What to do: Pull every line containing "this" out of the material below.
──────── Data provided ────────
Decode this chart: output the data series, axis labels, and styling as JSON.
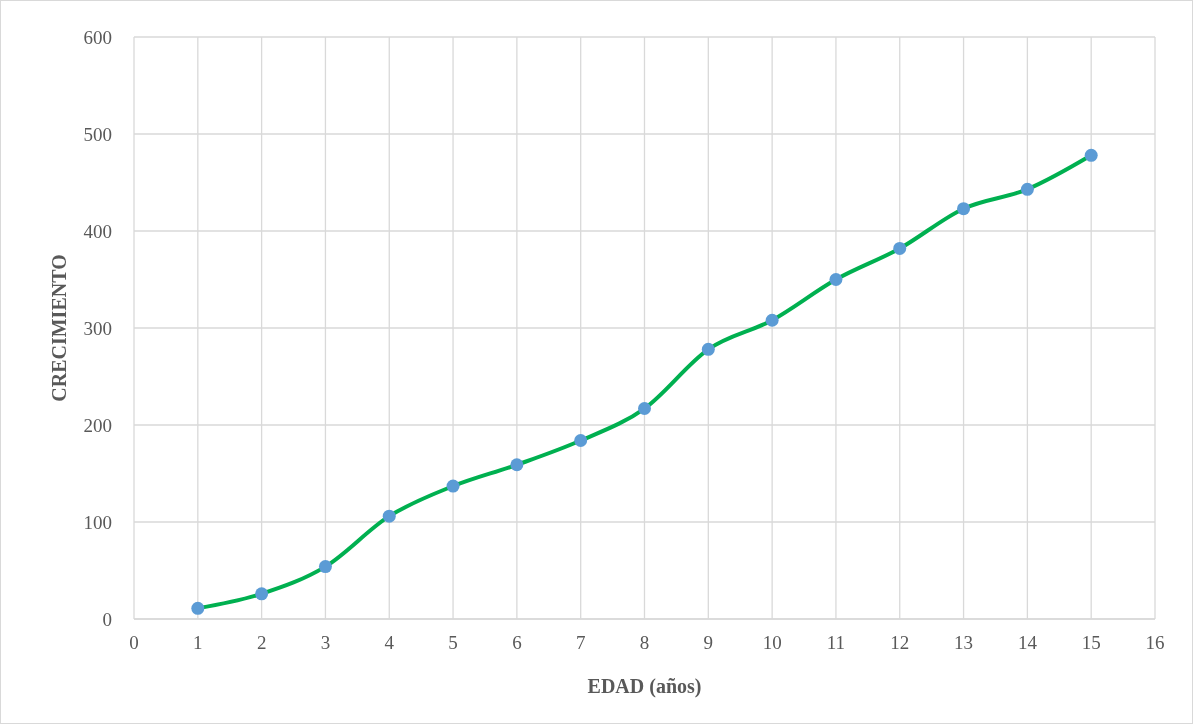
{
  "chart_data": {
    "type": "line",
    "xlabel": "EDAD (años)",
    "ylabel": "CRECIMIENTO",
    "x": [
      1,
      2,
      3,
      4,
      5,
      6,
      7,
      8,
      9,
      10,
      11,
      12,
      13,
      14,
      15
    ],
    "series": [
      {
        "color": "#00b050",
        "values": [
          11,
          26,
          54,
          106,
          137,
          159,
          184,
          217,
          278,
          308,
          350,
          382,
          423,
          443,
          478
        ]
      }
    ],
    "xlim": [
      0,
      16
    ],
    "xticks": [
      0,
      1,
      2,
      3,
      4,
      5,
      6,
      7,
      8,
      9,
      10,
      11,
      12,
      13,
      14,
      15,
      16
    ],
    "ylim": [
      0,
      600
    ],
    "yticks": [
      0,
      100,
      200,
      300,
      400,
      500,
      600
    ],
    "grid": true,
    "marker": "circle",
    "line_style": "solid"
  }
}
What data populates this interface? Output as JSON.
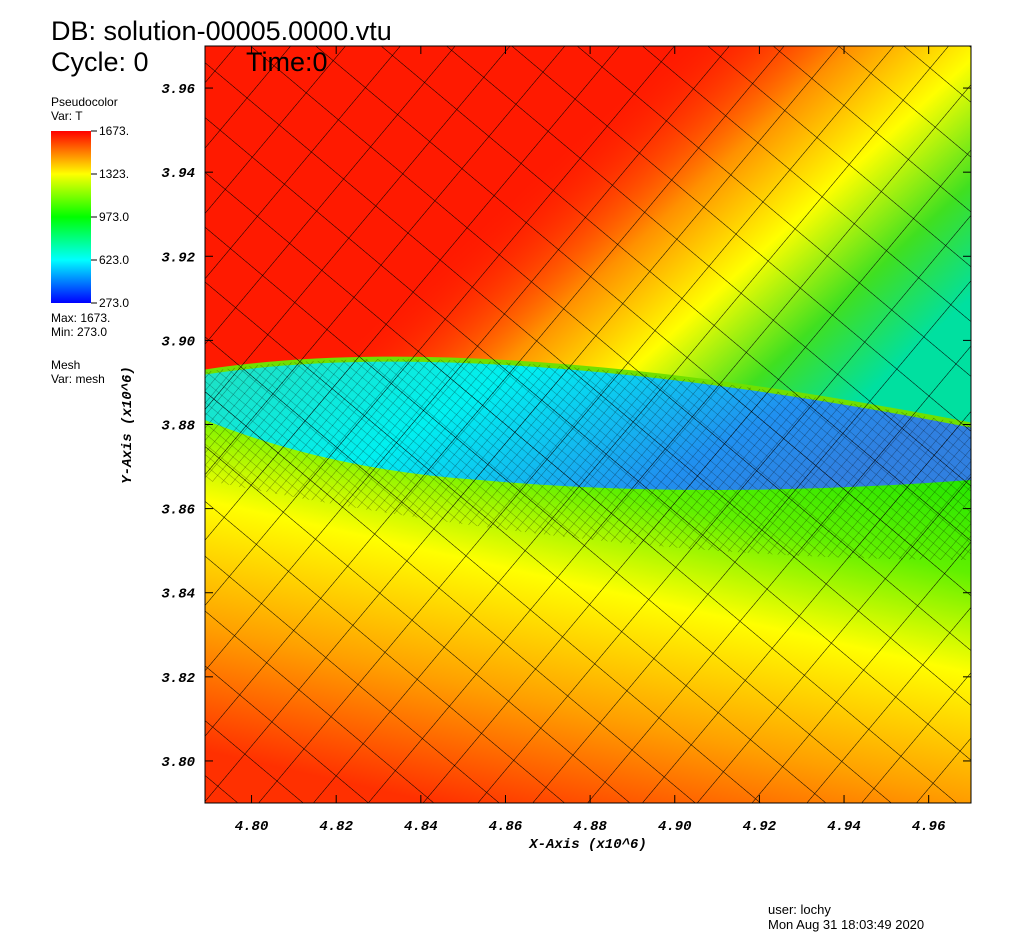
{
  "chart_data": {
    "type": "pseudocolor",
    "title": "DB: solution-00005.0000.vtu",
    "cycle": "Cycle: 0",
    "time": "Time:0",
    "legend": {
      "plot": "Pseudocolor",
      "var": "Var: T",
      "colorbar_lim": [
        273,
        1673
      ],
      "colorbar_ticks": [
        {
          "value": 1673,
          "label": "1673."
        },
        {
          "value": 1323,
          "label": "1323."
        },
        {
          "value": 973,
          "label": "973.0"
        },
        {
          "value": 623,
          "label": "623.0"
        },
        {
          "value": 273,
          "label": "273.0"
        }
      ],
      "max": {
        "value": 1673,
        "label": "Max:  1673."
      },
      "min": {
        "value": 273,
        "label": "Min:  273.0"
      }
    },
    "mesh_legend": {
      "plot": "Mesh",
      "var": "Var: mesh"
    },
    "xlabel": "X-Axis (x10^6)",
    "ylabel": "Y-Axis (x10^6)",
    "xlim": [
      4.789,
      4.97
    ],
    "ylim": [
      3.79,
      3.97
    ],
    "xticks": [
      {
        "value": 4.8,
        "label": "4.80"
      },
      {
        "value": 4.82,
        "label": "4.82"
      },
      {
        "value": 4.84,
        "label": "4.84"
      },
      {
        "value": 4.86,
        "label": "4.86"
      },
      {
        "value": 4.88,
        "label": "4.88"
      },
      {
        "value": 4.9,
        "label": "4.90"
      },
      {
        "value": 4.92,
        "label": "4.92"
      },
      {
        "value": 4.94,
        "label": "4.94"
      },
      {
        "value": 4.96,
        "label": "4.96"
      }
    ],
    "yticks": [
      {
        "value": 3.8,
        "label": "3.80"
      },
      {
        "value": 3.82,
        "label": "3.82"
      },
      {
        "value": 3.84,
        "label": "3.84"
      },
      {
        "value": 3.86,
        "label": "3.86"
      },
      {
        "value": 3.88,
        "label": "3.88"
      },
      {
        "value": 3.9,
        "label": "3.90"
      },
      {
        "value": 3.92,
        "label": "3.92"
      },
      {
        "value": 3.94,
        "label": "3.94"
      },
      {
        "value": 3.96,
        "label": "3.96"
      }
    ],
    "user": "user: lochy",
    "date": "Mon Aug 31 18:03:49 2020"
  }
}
────────
──────── Data provided ────────
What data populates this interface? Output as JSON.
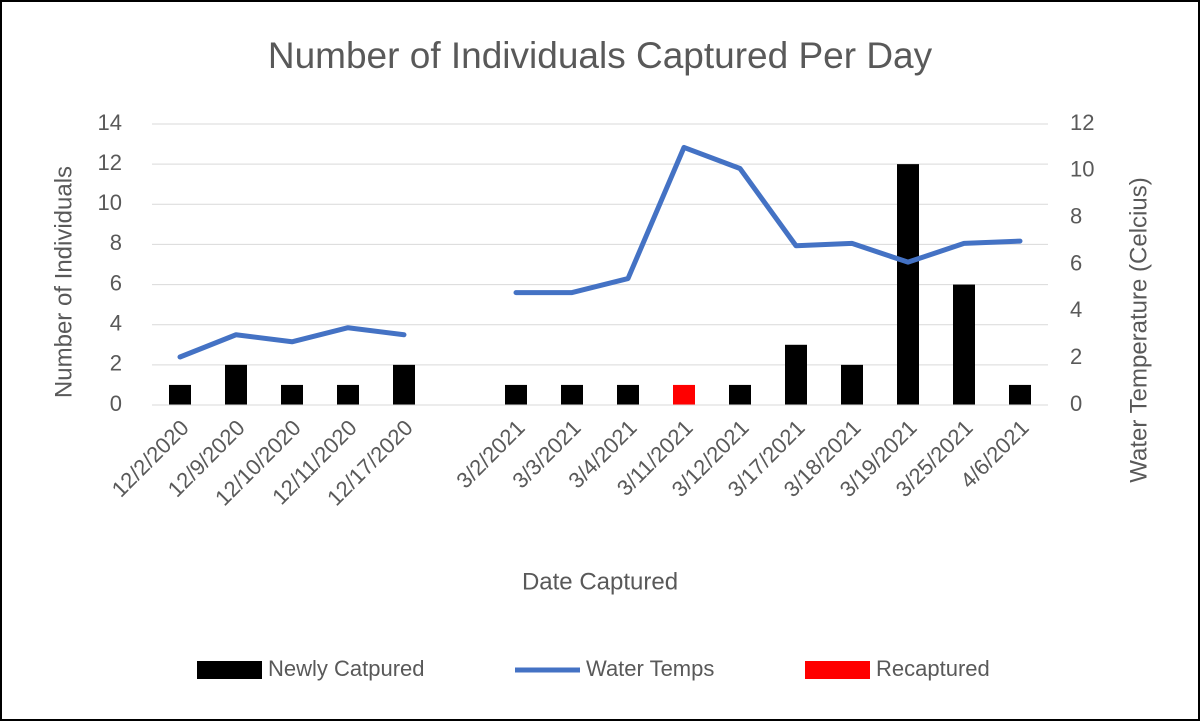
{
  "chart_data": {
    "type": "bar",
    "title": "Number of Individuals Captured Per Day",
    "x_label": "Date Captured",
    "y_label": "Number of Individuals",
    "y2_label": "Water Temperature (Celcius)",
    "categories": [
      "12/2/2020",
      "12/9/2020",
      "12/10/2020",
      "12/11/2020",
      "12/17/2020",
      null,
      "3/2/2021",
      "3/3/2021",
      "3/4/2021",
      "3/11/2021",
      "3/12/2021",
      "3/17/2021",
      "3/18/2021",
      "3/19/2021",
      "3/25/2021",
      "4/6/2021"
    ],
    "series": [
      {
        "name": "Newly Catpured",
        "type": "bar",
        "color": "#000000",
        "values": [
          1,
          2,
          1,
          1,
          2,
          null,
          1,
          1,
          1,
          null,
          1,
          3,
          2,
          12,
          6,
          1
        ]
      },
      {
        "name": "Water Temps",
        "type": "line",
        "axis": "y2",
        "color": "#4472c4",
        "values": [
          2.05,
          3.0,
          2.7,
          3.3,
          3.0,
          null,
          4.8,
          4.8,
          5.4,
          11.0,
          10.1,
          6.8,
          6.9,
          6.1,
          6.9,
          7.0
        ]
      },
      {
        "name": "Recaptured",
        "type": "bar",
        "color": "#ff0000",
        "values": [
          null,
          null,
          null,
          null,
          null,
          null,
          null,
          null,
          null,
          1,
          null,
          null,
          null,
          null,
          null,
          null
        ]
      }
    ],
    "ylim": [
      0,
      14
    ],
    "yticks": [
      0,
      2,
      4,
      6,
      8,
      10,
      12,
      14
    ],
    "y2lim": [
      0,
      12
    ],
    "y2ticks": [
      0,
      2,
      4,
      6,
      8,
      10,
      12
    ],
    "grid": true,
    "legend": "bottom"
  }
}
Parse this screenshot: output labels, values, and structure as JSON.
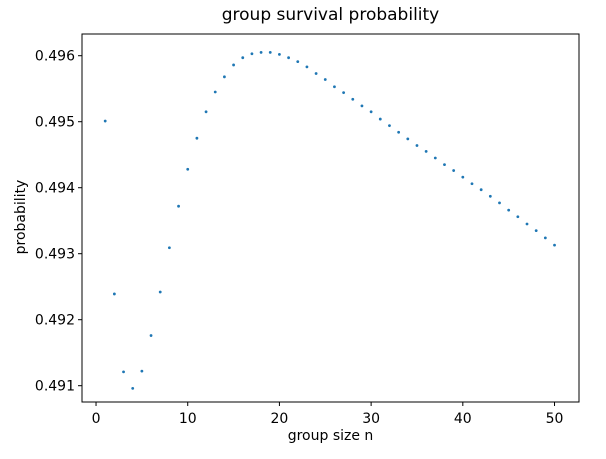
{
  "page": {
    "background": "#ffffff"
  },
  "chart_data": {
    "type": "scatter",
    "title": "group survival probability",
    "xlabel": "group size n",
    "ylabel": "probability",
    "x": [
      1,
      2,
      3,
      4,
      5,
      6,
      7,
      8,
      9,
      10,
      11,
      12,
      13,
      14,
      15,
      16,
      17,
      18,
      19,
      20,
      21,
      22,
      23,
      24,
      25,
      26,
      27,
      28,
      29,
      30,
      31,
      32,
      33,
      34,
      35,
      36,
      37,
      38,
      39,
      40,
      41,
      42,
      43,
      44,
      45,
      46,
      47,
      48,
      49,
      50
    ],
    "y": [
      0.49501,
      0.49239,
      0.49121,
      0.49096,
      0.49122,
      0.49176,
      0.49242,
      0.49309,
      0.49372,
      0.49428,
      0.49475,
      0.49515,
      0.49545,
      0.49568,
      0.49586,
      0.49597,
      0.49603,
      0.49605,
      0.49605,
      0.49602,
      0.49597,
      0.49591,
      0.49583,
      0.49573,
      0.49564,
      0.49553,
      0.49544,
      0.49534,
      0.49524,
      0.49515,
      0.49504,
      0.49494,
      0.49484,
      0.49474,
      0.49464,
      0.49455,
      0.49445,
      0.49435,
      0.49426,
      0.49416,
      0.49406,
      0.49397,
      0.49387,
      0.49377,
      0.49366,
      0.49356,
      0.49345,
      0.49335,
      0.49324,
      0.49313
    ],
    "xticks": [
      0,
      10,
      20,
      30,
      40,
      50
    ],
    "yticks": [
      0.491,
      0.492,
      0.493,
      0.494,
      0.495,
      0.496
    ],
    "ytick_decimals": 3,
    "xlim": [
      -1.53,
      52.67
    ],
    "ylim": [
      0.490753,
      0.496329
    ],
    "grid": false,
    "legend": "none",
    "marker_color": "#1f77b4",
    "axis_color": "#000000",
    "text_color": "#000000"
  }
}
────────
──────── Data provided ────────
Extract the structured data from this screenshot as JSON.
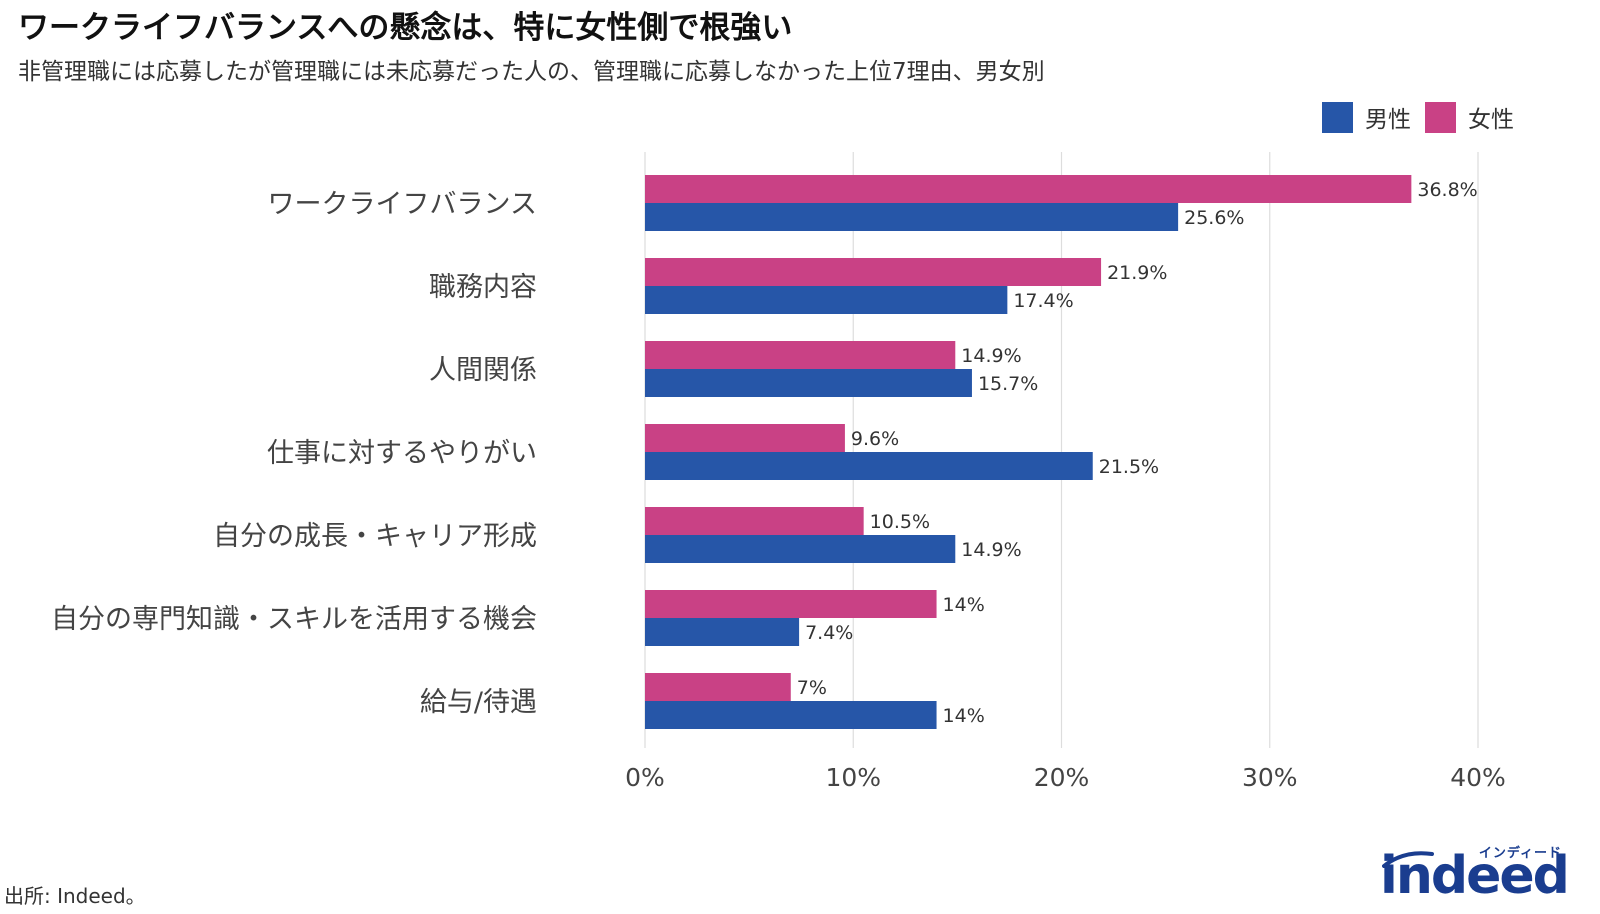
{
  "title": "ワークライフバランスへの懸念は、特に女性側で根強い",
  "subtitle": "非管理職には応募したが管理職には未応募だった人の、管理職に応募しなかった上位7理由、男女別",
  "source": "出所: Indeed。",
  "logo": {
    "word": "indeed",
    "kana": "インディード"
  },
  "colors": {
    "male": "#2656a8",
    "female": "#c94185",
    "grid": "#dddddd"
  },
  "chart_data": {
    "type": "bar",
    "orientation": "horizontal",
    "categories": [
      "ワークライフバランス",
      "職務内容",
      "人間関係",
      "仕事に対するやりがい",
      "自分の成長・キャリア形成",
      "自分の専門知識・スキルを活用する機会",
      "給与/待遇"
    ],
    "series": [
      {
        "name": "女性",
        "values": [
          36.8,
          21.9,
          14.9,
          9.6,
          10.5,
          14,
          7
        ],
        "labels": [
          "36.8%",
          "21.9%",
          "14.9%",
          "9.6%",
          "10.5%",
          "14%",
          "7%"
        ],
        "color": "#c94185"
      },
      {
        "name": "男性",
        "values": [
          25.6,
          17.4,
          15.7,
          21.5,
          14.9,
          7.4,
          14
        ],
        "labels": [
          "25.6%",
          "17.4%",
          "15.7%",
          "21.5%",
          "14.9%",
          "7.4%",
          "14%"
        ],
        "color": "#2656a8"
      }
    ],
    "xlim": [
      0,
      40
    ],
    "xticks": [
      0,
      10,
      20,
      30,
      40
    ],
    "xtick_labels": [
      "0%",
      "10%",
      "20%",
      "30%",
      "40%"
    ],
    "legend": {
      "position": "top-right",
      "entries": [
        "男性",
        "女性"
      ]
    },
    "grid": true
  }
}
────────
Reply to the task:
Decode this chart: output the data series, axis labels, and styling as JSON.
What data populates this interface? Output as JSON.
What data populates this interface? Output as JSON.
Parse this screenshot: output labels, values, and structure as JSON.
Extract the structured data from this screenshot as JSON.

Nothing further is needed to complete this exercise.